[Stored data entries]
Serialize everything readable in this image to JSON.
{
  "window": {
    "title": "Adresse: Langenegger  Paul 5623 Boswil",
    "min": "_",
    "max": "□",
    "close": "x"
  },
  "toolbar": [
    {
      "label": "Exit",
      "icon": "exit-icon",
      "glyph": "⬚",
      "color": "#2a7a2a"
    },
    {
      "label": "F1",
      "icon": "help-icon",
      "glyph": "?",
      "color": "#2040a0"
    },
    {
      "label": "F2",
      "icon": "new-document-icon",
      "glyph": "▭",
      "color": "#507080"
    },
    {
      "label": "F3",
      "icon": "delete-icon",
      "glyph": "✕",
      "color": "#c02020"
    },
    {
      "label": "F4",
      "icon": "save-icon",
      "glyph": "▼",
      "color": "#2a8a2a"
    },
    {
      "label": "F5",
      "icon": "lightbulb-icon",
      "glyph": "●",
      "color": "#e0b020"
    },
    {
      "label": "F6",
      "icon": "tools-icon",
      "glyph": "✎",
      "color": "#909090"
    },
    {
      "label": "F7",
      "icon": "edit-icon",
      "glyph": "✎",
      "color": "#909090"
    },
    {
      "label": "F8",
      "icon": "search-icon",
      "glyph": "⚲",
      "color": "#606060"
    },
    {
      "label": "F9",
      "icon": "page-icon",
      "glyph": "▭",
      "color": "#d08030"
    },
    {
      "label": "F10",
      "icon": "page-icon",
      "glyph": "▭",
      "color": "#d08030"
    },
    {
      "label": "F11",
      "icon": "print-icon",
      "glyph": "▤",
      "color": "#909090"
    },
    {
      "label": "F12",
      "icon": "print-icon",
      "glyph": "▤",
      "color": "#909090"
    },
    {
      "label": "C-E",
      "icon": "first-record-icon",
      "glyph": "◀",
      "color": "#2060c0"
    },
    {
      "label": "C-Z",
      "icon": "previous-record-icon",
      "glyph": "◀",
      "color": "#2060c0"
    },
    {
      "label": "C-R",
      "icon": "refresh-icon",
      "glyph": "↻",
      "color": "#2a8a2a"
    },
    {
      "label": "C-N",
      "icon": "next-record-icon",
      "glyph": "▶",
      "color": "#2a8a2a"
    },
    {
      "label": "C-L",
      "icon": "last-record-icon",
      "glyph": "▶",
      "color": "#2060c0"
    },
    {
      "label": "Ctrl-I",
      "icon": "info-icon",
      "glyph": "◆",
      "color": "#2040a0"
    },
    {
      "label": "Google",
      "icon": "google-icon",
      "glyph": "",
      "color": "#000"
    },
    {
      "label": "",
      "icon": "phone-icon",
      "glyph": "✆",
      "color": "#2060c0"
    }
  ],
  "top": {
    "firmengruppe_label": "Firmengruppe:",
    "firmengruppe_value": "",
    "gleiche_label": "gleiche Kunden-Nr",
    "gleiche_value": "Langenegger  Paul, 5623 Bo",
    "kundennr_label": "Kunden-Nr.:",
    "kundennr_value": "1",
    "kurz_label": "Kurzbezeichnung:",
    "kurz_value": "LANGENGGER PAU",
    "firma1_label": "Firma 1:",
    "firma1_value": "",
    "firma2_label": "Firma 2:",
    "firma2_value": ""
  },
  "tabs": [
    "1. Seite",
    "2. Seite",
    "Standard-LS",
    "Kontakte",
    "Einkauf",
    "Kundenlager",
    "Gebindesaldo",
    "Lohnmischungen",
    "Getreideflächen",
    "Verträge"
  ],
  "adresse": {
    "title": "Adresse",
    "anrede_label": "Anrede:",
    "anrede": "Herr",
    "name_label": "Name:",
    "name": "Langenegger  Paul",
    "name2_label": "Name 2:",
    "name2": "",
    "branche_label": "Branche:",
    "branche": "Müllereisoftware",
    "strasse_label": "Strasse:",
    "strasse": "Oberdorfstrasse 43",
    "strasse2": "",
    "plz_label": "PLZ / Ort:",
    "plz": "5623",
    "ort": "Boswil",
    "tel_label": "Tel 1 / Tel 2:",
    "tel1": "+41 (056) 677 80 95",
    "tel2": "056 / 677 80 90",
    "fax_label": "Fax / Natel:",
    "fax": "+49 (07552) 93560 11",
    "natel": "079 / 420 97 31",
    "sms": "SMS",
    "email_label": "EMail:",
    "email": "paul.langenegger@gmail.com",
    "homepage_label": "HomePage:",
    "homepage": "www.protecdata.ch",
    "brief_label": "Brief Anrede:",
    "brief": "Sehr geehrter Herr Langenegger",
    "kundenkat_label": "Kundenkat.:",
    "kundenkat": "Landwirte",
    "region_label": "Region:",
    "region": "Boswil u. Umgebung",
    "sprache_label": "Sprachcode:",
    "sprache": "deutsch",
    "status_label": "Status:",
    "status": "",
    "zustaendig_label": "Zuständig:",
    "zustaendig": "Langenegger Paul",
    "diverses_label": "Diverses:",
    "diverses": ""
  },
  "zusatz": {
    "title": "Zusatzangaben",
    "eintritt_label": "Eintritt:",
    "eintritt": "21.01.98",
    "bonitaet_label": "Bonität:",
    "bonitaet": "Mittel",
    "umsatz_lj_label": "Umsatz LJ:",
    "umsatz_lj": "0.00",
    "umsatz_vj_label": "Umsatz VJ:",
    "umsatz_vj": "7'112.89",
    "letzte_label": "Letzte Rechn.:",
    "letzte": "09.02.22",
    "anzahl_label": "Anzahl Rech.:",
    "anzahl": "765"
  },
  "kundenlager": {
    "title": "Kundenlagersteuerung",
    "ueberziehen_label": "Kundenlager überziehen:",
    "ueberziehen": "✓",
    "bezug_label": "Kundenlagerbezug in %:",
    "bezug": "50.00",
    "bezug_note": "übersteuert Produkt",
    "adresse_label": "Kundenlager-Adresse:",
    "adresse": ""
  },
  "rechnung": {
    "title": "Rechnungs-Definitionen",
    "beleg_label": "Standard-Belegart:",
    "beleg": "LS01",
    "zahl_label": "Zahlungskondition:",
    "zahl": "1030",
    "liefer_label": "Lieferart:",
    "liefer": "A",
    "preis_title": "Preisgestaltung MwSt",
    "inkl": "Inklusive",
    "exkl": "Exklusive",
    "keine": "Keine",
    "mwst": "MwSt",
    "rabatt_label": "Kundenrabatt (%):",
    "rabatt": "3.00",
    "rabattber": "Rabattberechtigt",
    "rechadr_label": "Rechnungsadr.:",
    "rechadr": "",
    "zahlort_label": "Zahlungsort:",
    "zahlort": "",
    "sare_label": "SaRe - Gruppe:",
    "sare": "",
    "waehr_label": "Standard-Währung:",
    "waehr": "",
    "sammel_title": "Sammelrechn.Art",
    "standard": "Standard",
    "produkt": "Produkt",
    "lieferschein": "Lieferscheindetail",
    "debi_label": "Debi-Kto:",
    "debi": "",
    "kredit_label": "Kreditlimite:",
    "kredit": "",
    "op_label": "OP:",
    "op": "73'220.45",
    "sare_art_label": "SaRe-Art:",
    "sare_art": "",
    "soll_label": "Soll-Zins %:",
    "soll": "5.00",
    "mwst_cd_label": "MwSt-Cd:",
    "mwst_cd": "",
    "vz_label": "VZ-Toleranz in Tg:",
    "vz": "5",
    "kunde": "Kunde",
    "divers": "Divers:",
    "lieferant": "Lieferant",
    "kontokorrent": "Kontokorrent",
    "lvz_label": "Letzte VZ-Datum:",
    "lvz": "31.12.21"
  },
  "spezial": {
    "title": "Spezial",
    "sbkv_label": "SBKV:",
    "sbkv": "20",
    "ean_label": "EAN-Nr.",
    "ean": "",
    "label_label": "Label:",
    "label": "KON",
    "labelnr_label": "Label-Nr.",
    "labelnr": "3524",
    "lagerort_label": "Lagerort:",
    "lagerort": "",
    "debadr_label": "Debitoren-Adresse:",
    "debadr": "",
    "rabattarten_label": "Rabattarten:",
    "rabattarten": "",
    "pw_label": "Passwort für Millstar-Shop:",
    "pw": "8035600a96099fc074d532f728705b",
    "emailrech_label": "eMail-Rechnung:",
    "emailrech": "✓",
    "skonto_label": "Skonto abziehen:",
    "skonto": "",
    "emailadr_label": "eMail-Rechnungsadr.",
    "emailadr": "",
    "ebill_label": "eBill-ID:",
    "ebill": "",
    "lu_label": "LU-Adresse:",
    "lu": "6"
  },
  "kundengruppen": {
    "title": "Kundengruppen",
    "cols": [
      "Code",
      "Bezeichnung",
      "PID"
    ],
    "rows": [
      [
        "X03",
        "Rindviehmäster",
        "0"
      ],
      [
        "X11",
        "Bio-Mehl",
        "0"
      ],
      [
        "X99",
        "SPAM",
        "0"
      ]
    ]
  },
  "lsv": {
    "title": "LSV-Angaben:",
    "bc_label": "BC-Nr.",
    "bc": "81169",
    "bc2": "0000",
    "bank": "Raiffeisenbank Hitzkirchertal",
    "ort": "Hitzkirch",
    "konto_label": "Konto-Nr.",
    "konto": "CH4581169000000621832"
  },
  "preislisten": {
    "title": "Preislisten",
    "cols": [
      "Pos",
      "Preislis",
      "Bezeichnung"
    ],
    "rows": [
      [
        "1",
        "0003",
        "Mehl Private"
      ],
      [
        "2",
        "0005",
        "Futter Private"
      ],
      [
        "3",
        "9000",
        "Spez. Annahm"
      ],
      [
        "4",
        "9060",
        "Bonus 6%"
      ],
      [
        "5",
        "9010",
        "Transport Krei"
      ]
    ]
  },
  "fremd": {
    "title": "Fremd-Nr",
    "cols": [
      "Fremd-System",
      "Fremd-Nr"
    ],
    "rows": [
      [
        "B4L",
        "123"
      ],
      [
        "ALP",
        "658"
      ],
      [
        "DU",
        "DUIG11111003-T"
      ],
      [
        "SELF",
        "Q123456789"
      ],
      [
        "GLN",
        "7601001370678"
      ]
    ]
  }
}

## Stated task
Go through the material above and copy each line that has the word "Rechnungsadr".

## Response to the task
    "rechadr_label": "Rechnungsadr.:",
    "emailadr_label": "eMail-Rechnungsadr.",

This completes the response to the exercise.